[GIVEN INSTRUCTION] Retype the listing that follows, word for word.

****************************************

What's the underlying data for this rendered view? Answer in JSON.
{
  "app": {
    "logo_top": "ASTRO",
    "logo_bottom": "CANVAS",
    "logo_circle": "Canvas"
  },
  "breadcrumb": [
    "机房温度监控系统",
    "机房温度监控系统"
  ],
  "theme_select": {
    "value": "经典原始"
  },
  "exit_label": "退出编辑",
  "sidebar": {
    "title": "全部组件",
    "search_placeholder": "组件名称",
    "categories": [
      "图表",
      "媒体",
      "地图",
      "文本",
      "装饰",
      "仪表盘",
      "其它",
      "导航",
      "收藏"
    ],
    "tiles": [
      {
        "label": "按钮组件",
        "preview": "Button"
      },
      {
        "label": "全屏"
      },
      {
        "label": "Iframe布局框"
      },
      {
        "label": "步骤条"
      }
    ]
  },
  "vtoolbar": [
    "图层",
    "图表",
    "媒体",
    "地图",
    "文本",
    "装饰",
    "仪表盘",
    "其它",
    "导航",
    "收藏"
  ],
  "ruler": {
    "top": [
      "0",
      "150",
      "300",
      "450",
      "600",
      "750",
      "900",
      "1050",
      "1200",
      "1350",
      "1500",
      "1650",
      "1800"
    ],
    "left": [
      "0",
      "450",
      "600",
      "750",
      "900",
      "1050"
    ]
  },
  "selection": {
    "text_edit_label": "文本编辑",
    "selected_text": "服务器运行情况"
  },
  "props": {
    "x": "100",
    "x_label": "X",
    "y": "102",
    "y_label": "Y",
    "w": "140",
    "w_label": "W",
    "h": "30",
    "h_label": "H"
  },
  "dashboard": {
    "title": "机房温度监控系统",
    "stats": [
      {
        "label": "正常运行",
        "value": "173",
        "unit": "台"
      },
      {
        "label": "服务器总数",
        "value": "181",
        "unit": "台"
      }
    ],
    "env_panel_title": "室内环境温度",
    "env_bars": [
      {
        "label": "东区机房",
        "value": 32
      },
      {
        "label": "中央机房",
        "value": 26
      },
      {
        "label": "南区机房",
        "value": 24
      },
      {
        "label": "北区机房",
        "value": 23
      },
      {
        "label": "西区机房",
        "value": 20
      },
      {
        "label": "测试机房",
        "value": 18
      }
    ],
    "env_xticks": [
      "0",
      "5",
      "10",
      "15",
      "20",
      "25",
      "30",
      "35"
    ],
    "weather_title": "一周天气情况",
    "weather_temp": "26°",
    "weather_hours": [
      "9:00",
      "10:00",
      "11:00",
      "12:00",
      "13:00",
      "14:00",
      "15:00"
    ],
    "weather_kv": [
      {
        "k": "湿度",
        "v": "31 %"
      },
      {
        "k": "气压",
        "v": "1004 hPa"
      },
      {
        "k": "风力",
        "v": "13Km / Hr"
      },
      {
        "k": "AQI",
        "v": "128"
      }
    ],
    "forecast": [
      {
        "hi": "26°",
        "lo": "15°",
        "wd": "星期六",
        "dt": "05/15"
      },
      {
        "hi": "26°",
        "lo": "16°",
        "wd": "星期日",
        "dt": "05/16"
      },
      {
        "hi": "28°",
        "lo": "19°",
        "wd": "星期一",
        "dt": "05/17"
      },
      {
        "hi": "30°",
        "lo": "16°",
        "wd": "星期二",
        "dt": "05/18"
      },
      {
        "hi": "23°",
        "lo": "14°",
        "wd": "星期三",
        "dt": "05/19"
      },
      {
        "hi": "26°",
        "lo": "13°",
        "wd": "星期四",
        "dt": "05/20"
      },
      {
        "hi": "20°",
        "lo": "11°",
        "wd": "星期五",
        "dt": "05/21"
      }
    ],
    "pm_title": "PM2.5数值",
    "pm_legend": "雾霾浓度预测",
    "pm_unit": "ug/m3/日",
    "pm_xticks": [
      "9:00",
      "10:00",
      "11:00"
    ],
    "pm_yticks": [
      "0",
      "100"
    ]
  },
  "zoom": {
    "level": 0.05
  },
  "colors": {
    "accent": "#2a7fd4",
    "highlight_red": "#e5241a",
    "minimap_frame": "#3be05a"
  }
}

****************************************

[CORRECT RESULT]
What's the underlying data for this rendered view? Answer in JSON.
{
  "app": {
    "logo_top": "ASTRO",
    "logo_bottom": "CANVAS",
    "logo_circle": "Canvas"
  },
  "breadcrumb": [
    "机房温度监控系统",
    "机房温度监控系统"
  ],
  "theme_select": {
    "value": "经典原始"
  },
  "exit_label": "退出编辑",
  "sidebar": {
    "title": "全部组件",
    "search_placeholder": "组件名称",
    "categories": [
      "图表",
      "媒体",
      "地图",
      "文本",
      "装饰",
      "仪表盘",
      "其它",
      "导航",
      "收藏"
    ],
    "tiles": [
      {
        "label": "按钮组件",
        "preview": "Button"
      },
      {
        "label": "全屏"
      },
      {
        "label": "Iframe布局框"
      },
      {
        "label": "步骤条"
      }
    ]
  },
  "vtoolbar": [
    "图层",
    "图表",
    "媒体",
    "地图",
    "文本",
    "装饰",
    "仪表盘",
    "其它",
    "导航",
    "收藏"
  ],
  "ruler": {
    "top": [
      "0",
      "150",
      "300",
      "450",
      "600",
      "750",
      "900",
      "1050",
      "1200",
      "1350",
      "1500",
      "1650",
      "1800"
    ],
    "left": [
      "0",
      "450",
      "600",
      "750",
      "900",
      "1050"
    ]
  },
  "selection": {
    "text_edit_label": "文本编辑",
    "selected_text": "服务器运行情况"
  },
  "props": {
    "x": "100",
    "x_label": "X",
    "y": "102",
    "y_label": "Y",
    "w": "140",
    "w_label": "W",
    "h": "30",
    "h_label": "H"
  },
  "dashboard": {
    "title": "机房温度监控系统",
    "stats": [
      {
        "label": "正常运行",
        "value": "173",
        "unit": "台"
      },
      {
        "label": "服务器总数",
        "value": "181",
        "unit": "台"
      }
    ],
    "env_panel_title": "室内环境温度",
    "env_bars": [
      {
        "label": "东区机房",
        "value": 32
      },
      {
        "label": "中央机房",
        "value": 26
      },
      {
        "label": "南区机房",
        "value": 24
      },
      {
        "label": "北区机房",
        "value": 23
      },
      {
        "label": "西区机房",
        "value": 20
      },
      {
        "label": "测试机房",
        "value": 18
      }
    ],
    "env_xticks": [
      "0",
      "5",
      "10",
      "15",
      "20",
      "25",
      "30",
      "35"
    ],
    "weather_title": "一周天气情况",
    "weather_temp": "26°",
    "weather_hours": [
      "9:00",
      "10:00",
      "11:00",
      "12:00",
      "13:00",
      "14:00",
      "15:00"
    ],
    "weather_kv": [
      {
        "k": "湿度",
        "v": "31 %"
      },
      {
        "k": "气压",
        "v": "1004 hPa"
      },
      {
        "k": "风力",
        "v": "13Km / Hr"
      },
      {
        "k": "AQI",
        "v": "128"
      }
    ],
    "forecast": [
      {
        "hi": "26°",
        "lo": "15°",
        "wd": "星期六",
        "dt": "05/15"
      },
      {
        "hi": "26°",
        "lo": "16°",
        "wd": "星期日",
        "dt": "05/16"
      },
      {
        "hi": "28°",
        "lo": "19°",
        "wd": "星期一",
        "dt": "05/17"
      },
      {
        "hi": "30°",
        "lo": "16°",
        "wd": "星期二",
        "dt": "05/18"
      },
      {
        "hi": "23°",
        "lo": "14°",
        "wd": "星期三",
        "dt": "05/19"
      },
      {
        "hi": "26°",
        "lo": "13°",
        "wd": "星期四",
        "dt": "05/20"
      },
      {
        "hi": "20°",
        "lo": "11°",
        "wd": "星期五",
        "dt": "05/21"
      }
    ],
    "pm_title": "PM2.5数值",
    "pm_legend": "雾霾浓度预测",
    "pm_unit": "ug/m3/日",
    "pm_xticks": [
      "9:00",
      "10:00",
      "11:00"
    ],
    "pm_yticks": [
      "0",
      "100"
    ]
  },
  "zoom": {
    "level": 0.05
  },
  "colors": {
    "accent": "#2a7fd4",
    "highlight_red": "#e5241a",
    "minimap_frame": "#3be05a"
  }
}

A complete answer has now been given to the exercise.